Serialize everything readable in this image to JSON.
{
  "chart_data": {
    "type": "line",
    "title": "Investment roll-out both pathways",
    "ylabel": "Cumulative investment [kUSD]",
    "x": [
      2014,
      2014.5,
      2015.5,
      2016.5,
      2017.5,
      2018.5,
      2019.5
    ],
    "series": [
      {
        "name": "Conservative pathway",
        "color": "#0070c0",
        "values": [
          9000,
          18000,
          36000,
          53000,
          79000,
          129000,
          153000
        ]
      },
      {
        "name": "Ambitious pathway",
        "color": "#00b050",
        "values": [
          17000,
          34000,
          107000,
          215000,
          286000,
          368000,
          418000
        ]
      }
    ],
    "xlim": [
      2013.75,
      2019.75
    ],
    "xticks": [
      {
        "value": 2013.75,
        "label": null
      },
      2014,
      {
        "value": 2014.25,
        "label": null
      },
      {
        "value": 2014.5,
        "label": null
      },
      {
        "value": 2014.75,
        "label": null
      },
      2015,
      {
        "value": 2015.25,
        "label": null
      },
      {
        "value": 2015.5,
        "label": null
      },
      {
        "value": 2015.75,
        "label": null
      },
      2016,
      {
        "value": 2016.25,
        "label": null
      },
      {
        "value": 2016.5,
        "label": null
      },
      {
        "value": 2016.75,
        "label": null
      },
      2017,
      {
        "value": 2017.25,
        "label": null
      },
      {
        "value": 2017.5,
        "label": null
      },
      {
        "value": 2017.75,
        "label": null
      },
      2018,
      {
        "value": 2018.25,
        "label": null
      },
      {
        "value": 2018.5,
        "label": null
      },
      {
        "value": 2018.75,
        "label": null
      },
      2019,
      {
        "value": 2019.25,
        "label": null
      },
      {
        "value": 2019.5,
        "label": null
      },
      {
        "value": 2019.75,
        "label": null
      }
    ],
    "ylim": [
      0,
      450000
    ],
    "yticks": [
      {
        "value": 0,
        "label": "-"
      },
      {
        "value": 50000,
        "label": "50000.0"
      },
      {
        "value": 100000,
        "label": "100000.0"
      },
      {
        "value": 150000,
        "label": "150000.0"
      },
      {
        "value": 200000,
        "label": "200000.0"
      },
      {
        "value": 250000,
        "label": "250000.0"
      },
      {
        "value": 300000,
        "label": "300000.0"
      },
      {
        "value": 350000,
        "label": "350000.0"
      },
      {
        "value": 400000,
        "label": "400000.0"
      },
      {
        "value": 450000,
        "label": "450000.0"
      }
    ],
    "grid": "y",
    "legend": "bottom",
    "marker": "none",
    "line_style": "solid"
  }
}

....

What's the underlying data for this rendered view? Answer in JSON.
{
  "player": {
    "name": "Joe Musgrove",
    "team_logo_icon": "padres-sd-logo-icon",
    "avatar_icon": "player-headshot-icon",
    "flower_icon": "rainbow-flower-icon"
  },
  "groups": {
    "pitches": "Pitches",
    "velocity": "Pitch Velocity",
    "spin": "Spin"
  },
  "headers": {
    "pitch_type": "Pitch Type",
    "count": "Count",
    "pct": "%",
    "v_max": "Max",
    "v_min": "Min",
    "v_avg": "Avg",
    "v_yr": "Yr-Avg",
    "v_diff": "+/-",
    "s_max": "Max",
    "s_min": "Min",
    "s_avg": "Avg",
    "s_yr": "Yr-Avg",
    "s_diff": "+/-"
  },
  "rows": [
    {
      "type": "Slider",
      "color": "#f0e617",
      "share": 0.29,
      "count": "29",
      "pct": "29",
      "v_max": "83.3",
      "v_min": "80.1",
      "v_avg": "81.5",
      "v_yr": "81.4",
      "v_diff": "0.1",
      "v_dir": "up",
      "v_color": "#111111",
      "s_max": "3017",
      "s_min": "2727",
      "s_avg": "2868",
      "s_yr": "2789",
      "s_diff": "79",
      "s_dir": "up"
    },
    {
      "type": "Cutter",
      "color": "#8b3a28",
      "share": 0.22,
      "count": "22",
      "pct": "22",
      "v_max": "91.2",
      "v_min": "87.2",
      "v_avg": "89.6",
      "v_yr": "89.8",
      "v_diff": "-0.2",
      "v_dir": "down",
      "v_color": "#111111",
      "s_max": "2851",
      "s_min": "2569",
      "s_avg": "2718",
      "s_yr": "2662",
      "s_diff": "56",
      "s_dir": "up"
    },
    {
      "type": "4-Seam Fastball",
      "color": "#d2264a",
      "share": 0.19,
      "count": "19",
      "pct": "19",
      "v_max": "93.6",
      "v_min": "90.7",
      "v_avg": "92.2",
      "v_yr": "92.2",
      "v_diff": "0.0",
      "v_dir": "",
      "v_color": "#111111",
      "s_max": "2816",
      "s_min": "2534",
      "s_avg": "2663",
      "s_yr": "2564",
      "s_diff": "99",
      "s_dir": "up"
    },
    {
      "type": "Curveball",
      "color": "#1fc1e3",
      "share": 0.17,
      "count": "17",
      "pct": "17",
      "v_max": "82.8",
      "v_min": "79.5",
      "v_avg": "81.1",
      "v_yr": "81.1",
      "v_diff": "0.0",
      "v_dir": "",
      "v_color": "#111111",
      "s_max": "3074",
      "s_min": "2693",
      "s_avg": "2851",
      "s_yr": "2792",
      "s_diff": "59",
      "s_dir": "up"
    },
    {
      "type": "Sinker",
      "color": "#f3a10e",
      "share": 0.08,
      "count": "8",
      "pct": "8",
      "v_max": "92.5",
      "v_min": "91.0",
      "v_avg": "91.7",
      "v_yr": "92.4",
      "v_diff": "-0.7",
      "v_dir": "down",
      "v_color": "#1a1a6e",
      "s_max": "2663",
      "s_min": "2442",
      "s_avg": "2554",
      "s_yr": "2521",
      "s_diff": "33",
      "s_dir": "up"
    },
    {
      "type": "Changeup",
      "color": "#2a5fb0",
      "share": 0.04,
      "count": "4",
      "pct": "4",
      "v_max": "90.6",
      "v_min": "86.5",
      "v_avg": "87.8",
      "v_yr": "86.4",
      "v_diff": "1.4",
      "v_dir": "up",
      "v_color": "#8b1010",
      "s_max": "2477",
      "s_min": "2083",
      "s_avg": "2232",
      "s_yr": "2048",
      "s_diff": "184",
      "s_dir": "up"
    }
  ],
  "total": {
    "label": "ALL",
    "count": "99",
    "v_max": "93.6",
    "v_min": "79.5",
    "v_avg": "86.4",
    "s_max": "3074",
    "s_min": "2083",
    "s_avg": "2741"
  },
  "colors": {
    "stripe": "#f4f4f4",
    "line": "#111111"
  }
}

....

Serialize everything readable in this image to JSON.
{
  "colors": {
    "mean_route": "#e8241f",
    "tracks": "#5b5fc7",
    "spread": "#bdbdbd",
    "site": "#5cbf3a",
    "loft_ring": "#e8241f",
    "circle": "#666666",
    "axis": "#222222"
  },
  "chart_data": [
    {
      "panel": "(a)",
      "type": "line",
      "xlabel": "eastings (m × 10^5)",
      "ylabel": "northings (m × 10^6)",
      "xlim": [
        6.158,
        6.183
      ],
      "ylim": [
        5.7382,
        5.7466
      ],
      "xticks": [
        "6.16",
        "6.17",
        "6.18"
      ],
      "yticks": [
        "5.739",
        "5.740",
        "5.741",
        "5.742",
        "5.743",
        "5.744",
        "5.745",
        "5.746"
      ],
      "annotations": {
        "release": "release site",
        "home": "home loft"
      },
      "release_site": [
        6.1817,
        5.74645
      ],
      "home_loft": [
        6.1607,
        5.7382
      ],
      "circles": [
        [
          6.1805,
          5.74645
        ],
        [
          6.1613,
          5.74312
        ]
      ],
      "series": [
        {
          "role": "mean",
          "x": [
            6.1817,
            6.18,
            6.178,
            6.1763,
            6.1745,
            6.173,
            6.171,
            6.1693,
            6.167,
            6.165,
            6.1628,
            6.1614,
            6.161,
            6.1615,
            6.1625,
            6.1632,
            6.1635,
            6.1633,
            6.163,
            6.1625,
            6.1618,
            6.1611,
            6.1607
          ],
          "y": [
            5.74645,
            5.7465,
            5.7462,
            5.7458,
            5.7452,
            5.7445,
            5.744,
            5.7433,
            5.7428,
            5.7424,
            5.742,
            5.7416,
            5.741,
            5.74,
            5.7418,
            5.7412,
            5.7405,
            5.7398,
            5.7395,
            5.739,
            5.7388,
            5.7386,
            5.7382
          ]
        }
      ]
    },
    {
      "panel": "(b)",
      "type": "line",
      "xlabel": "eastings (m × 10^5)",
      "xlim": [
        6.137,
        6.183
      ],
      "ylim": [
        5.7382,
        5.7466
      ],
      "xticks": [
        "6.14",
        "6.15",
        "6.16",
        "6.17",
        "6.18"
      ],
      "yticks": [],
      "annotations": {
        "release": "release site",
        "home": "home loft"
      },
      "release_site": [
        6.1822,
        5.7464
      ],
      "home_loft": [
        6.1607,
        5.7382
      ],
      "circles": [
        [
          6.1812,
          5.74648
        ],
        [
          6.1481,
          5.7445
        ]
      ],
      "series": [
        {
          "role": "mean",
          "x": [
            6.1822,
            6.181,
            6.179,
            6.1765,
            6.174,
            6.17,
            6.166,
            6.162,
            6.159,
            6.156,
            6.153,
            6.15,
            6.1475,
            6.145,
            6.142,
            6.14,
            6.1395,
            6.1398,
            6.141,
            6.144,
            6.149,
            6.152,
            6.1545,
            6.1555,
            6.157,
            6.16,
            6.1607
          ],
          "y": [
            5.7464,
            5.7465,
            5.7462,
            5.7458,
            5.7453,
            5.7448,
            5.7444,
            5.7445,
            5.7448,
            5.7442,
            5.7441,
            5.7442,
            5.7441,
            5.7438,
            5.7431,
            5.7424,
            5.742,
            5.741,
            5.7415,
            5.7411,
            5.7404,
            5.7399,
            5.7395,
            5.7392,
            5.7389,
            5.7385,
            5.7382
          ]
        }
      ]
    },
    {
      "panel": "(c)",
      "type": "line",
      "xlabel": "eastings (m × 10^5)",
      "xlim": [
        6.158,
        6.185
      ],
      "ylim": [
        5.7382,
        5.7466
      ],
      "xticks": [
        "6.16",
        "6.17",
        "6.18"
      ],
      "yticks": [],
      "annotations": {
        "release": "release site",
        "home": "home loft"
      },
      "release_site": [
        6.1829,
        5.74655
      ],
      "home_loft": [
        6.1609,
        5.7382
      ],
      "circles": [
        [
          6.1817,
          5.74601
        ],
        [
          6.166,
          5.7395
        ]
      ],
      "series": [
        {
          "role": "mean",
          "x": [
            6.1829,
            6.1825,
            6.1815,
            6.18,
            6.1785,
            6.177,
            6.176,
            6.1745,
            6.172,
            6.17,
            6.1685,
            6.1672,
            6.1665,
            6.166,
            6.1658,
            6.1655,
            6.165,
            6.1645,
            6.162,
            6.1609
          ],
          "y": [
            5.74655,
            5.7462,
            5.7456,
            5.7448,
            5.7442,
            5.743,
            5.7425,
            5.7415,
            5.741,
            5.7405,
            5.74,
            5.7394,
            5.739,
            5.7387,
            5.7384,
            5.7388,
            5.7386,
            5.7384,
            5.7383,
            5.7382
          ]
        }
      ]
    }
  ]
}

....

SHORT EXERCISE: Pull out every line of the records that includes the string "count".

PROBLEM SOLUTION:
    "count": "Count",
      "count": "29",
      "count": "22",
      "count": "19",
      "count": "17",
      "count": "8",
      "count": "4",
    "count": "99",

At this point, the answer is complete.